» Figure content listings
************

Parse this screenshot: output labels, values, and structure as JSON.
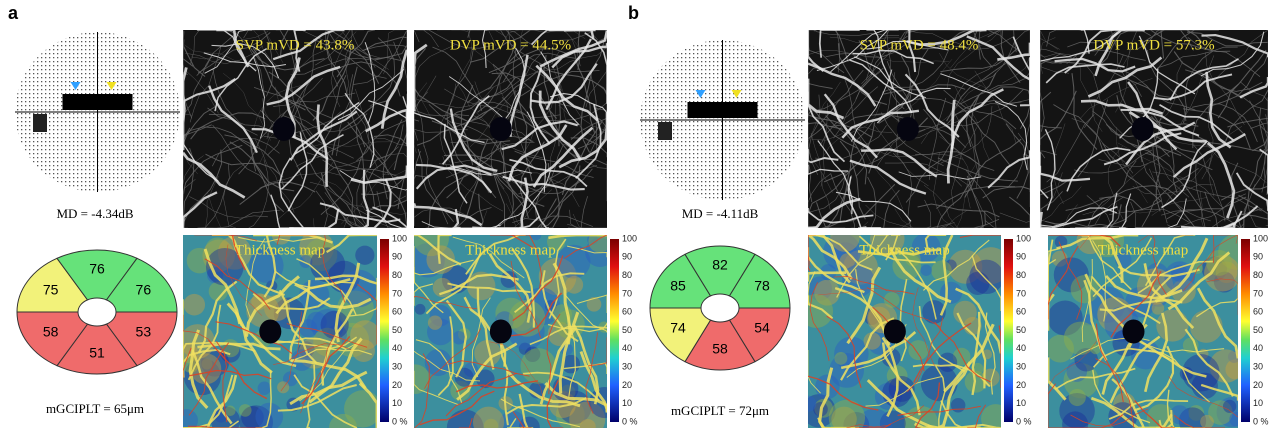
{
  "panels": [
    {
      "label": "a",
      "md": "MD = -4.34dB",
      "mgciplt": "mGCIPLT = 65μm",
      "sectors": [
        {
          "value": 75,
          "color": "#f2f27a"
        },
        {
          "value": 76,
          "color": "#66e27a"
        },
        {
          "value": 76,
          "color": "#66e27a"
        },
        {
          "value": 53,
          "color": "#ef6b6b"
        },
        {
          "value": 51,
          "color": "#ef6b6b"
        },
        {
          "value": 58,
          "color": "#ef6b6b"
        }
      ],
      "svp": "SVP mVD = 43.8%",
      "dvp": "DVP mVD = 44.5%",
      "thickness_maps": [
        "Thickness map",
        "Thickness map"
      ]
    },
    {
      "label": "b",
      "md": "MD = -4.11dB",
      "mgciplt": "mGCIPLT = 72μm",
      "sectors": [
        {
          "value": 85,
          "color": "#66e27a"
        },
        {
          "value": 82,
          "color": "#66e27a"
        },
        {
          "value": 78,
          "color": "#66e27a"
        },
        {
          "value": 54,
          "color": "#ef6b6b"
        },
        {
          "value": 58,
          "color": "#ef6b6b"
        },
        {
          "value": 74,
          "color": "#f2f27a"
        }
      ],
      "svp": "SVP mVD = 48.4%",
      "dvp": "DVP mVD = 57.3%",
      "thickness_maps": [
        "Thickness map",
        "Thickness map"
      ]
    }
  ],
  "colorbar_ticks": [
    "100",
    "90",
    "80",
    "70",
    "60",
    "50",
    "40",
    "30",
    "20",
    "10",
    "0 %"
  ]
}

************

» Problem to work on
Show every line where the string "mGCIPLT" appears.

» Answer to the problem
      "mgciplt": "mGCIPLT = 65μm",
      "mgciplt": "mGCIPLT = 72μm",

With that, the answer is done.